>> BEGIN

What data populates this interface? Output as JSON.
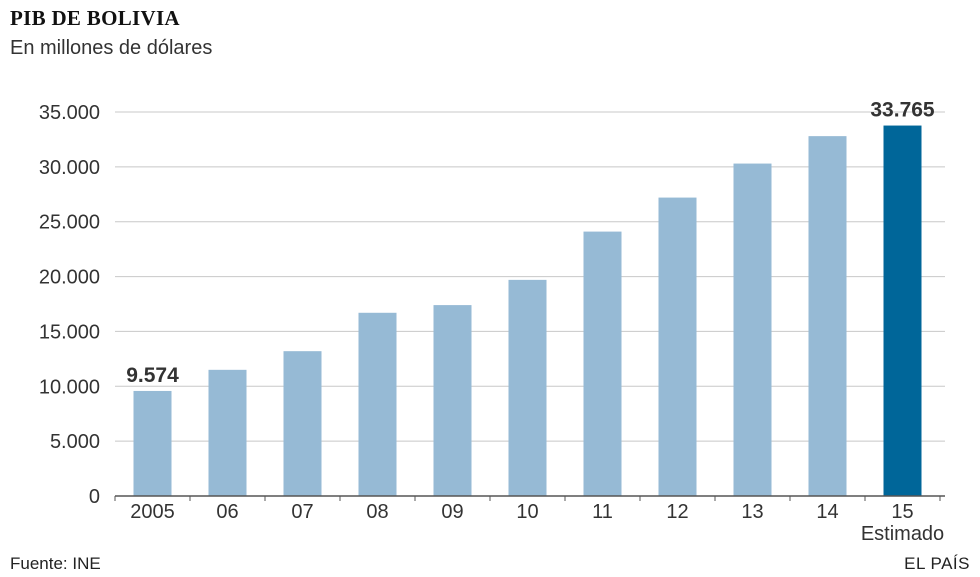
{
  "header": {
    "title": "PIB DE BOLIVIA",
    "subtitle": "En millones de dólares"
  },
  "footer": {
    "source": "Fuente: INE",
    "brand": "EL PAÍS"
  },
  "colors": {
    "bar": "#96bad5",
    "highlight": "#006699",
    "grid": "#c8c8c8",
    "axis": "#555555"
  },
  "chart_data": {
    "type": "bar",
    "title": "PIB DE BOLIVIA",
    "subtitle": "En millones de dólares",
    "xlabel": "",
    "ylabel": "",
    "categories": [
      "2005",
      "06",
      "07",
      "08",
      "09",
      "10",
      "11",
      "12",
      "13",
      "14",
      "15"
    ],
    "category_notes": [
      "",
      "",
      "",
      "",
      "",
      "",
      "",
      "",
      "",
      "",
      "Estimado"
    ],
    "values": [
      9574,
      11500,
      13200,
      16700,
      17400,
      19700,
      24100,
      27200,
      30300,
      32800,
      33765
    ],
    "highlight_index": 10,
    "data_labels": [
      {
        "index": 0,
        "text": "9.574"
      },
      {
        "index": 10,
        "text": "33.765"
      }
    ],
    "ylim": [
      0,
      35000
    ],
    "yticks": [
      0,
      5000,
      10000,
      15000,
      20000,
      25000,
      30000,
      35000
    ],
    "ytick_labels": [
      "0",
      "5.000",
      "10.000",
      "15.000",
      "20.000",
      "25.000",
      "30.000",
      "35.000"
    ],
    "grid": true,
    "legend": "none"
  }
}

>> END

» **What the task asks**
Extract all the data above exactly, excluding every picture.

» **Reply**
What data populates this interface? Output as JSON.
{
  "header": {
    "title": "PIB DE BOLIVIA",
    "subtitle": "En millones de dólares"
  },
  "footer": {
    "source": "Fuente: INE",
    "brand": "EL PAÍS"
  },
  "colors": {
    "bar": "#96bad5",
    "highlight": "#006699",
    "grid": "#c8c8c8",
    "axis": "#555555"
  },
  "chart_data": {
    "type": "bar",
    "title": "PIB DE BOLIVIA",
    "subtitle": "En millones de dólares",
    "xlabel": "",
    "ylabel": "",
    "categories": [
      "2005",
      "06",
      "07",
      "08",
      "09",
      "10",
      "11",
      "12",
      "13",
      "14",
      "15"
    ],
    "category_notes": [
      "",
      "",
      "",
      "",
      "",
      "",
      "",
      "",
      "",
      "",
      "Estimado"
    ],
    "values": [
      9574,
      11500,
      13200,
      16700,
      17400,
      19700,
      24100,
      27200,
      30300,
      32800,
      33765
    ],
    "highlight_index": 10,
    "data_labels": [
      {
        "index": 0,
        "text": "9.574"
      },
      {
        "index": 10,
        "text": "33.765"
      }
    ],
    "ylim": [
      0,
      35000
    ],
    "yticks": [
      0,
      5000,
      10000,
      15000,
      20000,
      25000,
      30000,
      35000
    ],
    "ytick_labels": [
      "0",
      "5.000",
      "10.000",
      "15.000",
      "20.000",
      "25.000",
      "30.000",
      "35.000"
    ],
    "grid": true,
    "legend": "none"
  }
}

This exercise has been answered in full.